Task:
Give back each entry unchanged, minus pictures.

(Entries with figure data)
--*--

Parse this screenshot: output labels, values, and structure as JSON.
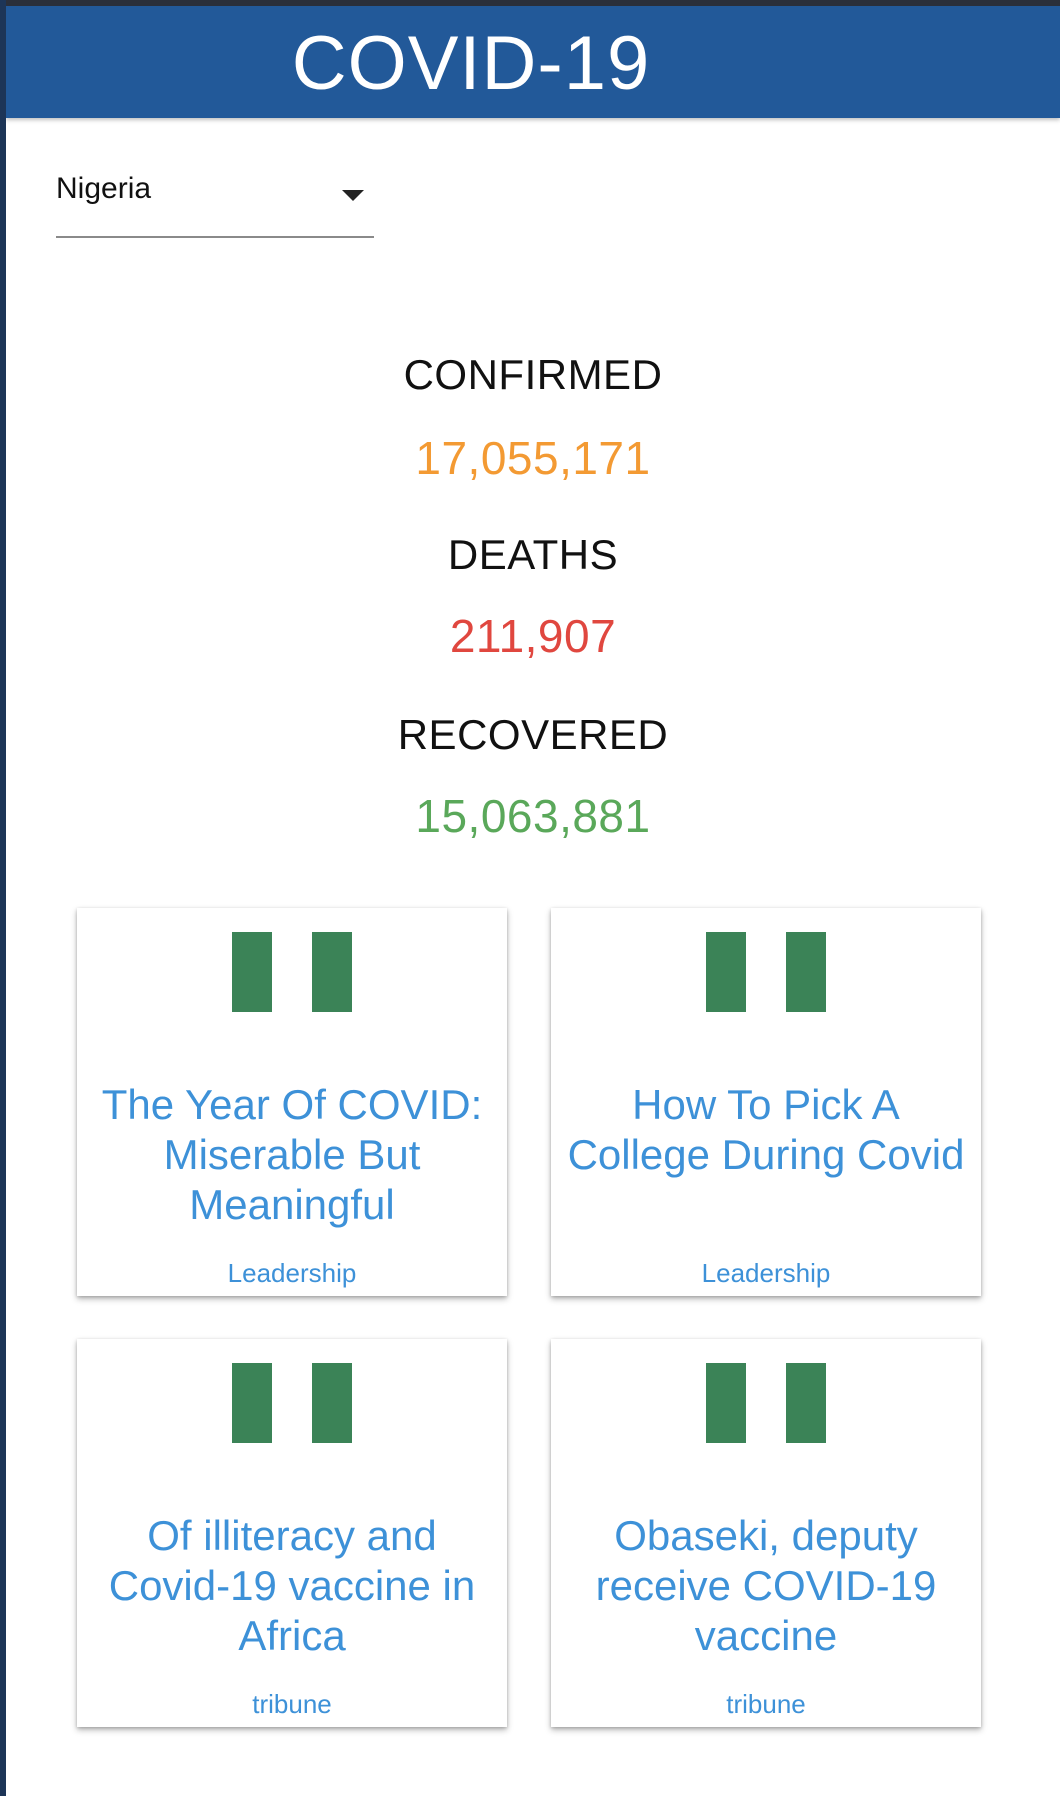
{
  "header": {
    "title": "COVID-19",
    "background_color": "#225999"
  },
  "country_select": {
    "value": "Nigeria",
    "icon": "caret-down-icon"
  },
  "stats": {
    "confirmed": {
      "label": "CONFIRMED",
      "value": "17,055,171",
      "color": "#f39a33"
    },
    "deaths": {
      "label": "DEATHS",
      "value": "211,907",
      "color": "#e0473f"
    },
    "recovered": {
      "label": "RECOVERED",
      "value": "15,063,881",
      "color": "#5aa85a"
    }
  },
  "news": [
    {
      "title": "The Year Of COVID: Miserable But Meaningful",
      "source": "Leadership",
      "image": "nigeria-flag-icon"
    },
    {
      "title": "How To Pick A College During Covid",
      "source": "Leadership",
      "image": "nigeria-flag-icon"
    },
    {
      "title": "Of illiteracy and Covid-19 vaccine in Africa",
      "source": "tribune",
      "image": "nigeria-flag-icon"
    },
    {
      "title": "Obaseki, deputy receive COVID-19 vaccine",
      "source": "tribune",
      "image": "nigeria-flag-icon"
    }
  ],
  "colors": {
    "link": "#3d91d8",
    "flag_green": "#3b8357"
  }
}
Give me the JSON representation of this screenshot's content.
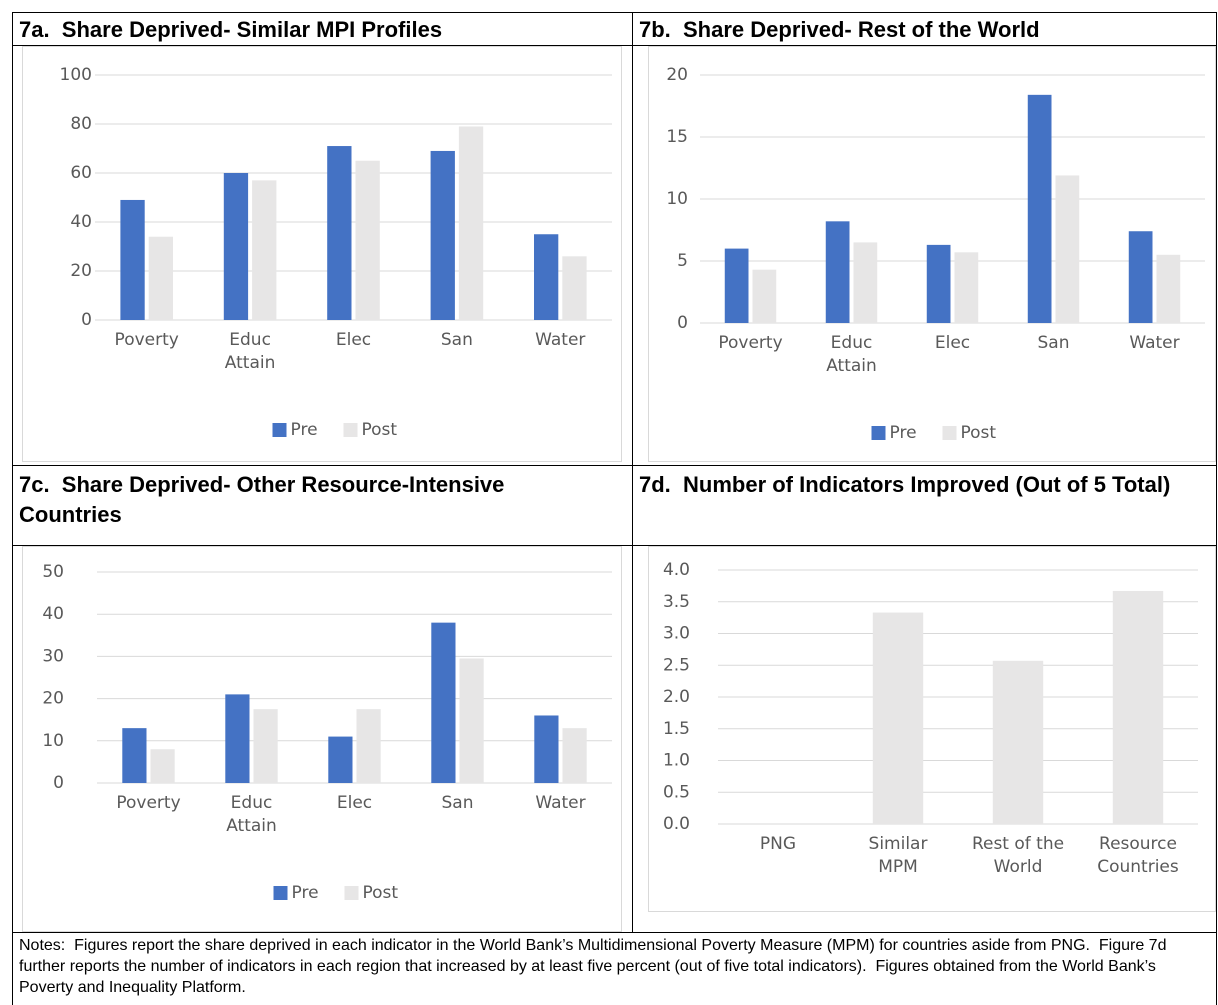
{
  "chart_data": [
    {
      "type": "bar",
      "title": "7a.  Share Deprived- Similar MPI Profiles",
      "categories": [
        "Poverty",
        "Educ Attain",
        "Elec",
        "San",
        "Water"
      ],
      "series": [
        {
          "name": "Pre",
          "color": "#4472c4",
          "values": [
            49,
            60,
            71,
            69,
            35
          ]
        },
        {
          "name": "Post",
          "color": "#e7e6e6",
          "values": [
            34,
            57,
            65,
            79,
            26
          ]
        }
      ],
      "ylim": [
        0,
        100
      ],
      "yticks": [
        0,
        20,
        40,
        60,
        80,
        100
      ],
      "grid": true,
      "legend": "bottom"
    },
    {
      "type": "bar",
      "title": "7b.  Share Deprived- Rest of the World",
      "categories": [
        "Poverty",
        "Educ Attain",
        "Elec",
        "San",
        "Water"
      ],
      "series": [
        {
          "name": "Pre",
          "color": "#4472c4",
          "values": [
            6.0,
            8.2,
            6.3,
            18.4,
            7.4
          ]
        },
        {
          "name": "Post",
          "color": "#e7e6e6",
          "values": [
            4.3,
            6.5,
            5.7,
            11.9,
            5.5
          ]
        }
      ],
      "ylim": [
        0,
        20
      ],
      "yticks": [
        0,
        5,
        10,
        15,
        20
      ],
      "grid": true,
      "legend": "bottom"
    },
    {
      "type": "bar",
      "title": "7c.  Share Deprived- Other Resource-Intensive Countries",
      "categories": [
        "Poverty",
        "Educ Attain",
        "Elec",
        "San",
        "Water"
      ],
      "series": [
        {
          "name": "Pre",
          "color": "#4472c4",
          "values": [
            13,
            21,
            11,
            38,
            16
          ]
        },
        {
          "name": "Post",
          "color": "#e7e6e6",
          "values": [
            8,
            17.5,
            17.5,
            29.5,
            13
          ]
        }
      ],
      "ylim": [
        0,
        50
      ],
      "yticks": [
        0,
        10,
        20,
        30,
        40,
        50
      ],
      "grid": true,
      "legend": "bottom"
    },
    {
      "type": "bar",
      "title": "7d.  Number of Indicators Improved (Out of 5 Total)",
      "categories": [
        "PNG",
        "Similar MPM",
        "Rest of the World",
        "Resource Countries"
      ],
      "values": [
        0,
        3.33,
        2.57,
        3.67
      ],
      "color": "#e7e6e6",
      "ylim": [
        0,
        4
      ],
      "yticks": [
        {
          "value": 0,
          "label": "0.0"
        },
        {
          "value": 0.5,
          "label": "0.5"
        },
        {
          "value": 1,
          "label": "1.0"
        },
        {
          "value": 1.5,
          "label": "1.5"
        },
        {
          "value": 2,
          "label": "2.0"
        },
        {
          "value": 2.5,
          "label": "2.5"
        },
        {
          "value": 3,
          "label": "3.0"
        },
        {
          "value": 3.5,
          "label": "3.5"
        },
        {
          "value": 4,
          "label": "4.0"
        }
      ],
      "grid": true
    }
  ],
  "notes": "Notes:  Figures report the share deprived in each indicator in the World Bank’s Multidimensional Poverty Measure (MPM) for countries aside from PNG.  Figure 7d further reports the number of indicators in each region that increased by at least five percent (out of five total indicators).  Figures obtained from the World Bank’s Poverty and Inequality Platform."
}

--*--

The response:
Parse this screenshot: output labels, values, and structure as JSON.
{
  "header": {
    "title": "COVID-19",
    "background_color": "#225999"
  },
  "country_select": {
    "value": "Nigeria",
    "icon": "caret-down-icon"
  },
  "stats": {
    "confirmed": {
      "label": "CONFIRMED",
      "value": "17,055,171",
      "color": "#f39a33"
    },
    "deaths": {
      "label": "DEATHS",
      "value": "211,907",
      "color": "#e0473f"
    },
    "recovered": {
      "label": "RECOVERED",
      "value": "15,063,881",
      "color": "#5aa85a"
    }
  },
  "news": [
    {
      "title": "The Year Of COVID: Miserable But Meaningful",
      "source": "Leadership",
      "image": "nigeria-flag-icon"
    },
    {
      "title": "How To Pick A College During Covid",
      "source": "Leadership",
      "image": "nigeria-flag-icon"
    },
    {
      "title": "Of illiteracy and Covid-19 vaccine in Africa",
      "source": "tribune",
      "image": "nigeria-flag-icon"
    },
    {
      "title": "Obaseki, deputy receive COVID-19 vaccine",
      "source": "tribune",
      "image": "nigeria-flag-icon"
    }
  ],
  "colors": {
    "link": "#3d91d8",
    "flag_green": "#3b8357"
  }
}
Give me the JSON representation of this screenshot's content.
{
  "chart_data": [
    {
      "type": "bar",
      "title": "7a.  Share Deprived- Similar MPI Profiles",
      "categories": [
        "Poverty",
        "Educ Attain",
        "Elec",
        "San",
        "Water"
      ],
      "series": [
        {
          "name": "Pre",
          "color": "#4472c4",
          "values": [
            49,
            60,
            71,
            69,
            35
          ]
        },
        {
          "name": "Post",
          "color": "#e7e6e6",
          "values": [
            34,
            57,
            65,
            79,
            26
          ]
        }
      ],
      "ylim": [
        0,
        100
      ],
      "yticks": [
        0,
        20,
        40,
        60,
        80,
        100
      ],
      "grid": true,
      "legend": "bottom"
    },
    {
      "type": "bar",
      "title": "7b.  Share Deprived- Rest of the World",
      "categories": [
        "Poverty",
        "Educ Attain",
        "Elec",
        "San",
        "Water"
      ],
      "series": [
        {
          "name": "Pre",
          "color": "#4472c4",
          "values": [
            6.0,
            8.2,
            6.3,
            18.4,
            7.4
          ]
        },
        {
          "name": "Post",
          "color": "#e7e6e6",
          "values": [
            4.3,
            6.5,
            5.7,
            11.9,
            5.5
          ]
        }
      ],
      "ylim": [
        0,
        20
      ],
      "yticks": [
        0,
        5,
        10,
        15,
        20
      ],
      "grid": true,
      "legend": "bottom"
    },
    {
      "type": "bar",
      "title": "7c.  Share Deprived- Other Resource-Intensive Countries",
      "categories": [
        "Poverty",
        "Educ Attain",
        "Elec",
        "San",
        "Water"
      ],
      "series": [
        {
          "name": "Pre",
          "color": "#4472c4",
          "values": [
            13,
            21,
            11,
            38,
            16
          ]
        },
        {
          "name": "Post",
          "color": "#e7e6e6",
          "values": [
            8,
            17.5,
            17.5,
            29.5,
            13
          ]
        }
      ],
      "ylim": [
        0,
        50
      ],
      "yticks": [
        0,
        10,
        20,
        30,
        40,
        50
      ],
      "grid": true,
      "legend": "bottom"
    },
    {
      "type": "bar",
      "title": "7d.  Number of Indicators Improved (Out of 5 Total)",
      "categories": [
        "PNG",
        "Similar MPM",
        "Rest of the World",
        "Resource Countries"
      ],
      "values": [
        0,
        3.33,
        2.57,
        3.67
      ],
      "color": "#e7e6e6",
      "ylim": [
        0,
        4
      ],
      "yticks": [
        {
          "value": 0,
          "label": "0.0"
        },
        {
          "value": 0.5,
          "label": "0.5"
        },
        {
          "value": 1,
          "label": "1.0"
        },
        {
          "value": 1.5,
          "label": "1.5"
        },
        {
          "value": 2,
          "label": "2.0"
        },
        {
          "value": 2.5,
          "label": "2.5"
        },
        {
          "value": 3,
          "label": "3.0"
        },
        {
          "value": 3.5,
          "label": "3.5"
        },
        {
          "value": 4,
          "label": "4.0"
        }
      ],
      "grid": true
    }
  ],
  "notes": "Notes:  Figures report the share deprived in each indicator in the World Bank’s Multidimensional Poverty Measure (MPM) for countries aside from PNG.  Figure 7d further reports the number of indicators in each region that increased by at least five percent (out of five total indicators).  Figures obtained from the World Bank’s Poverty and Inequality Platform."
}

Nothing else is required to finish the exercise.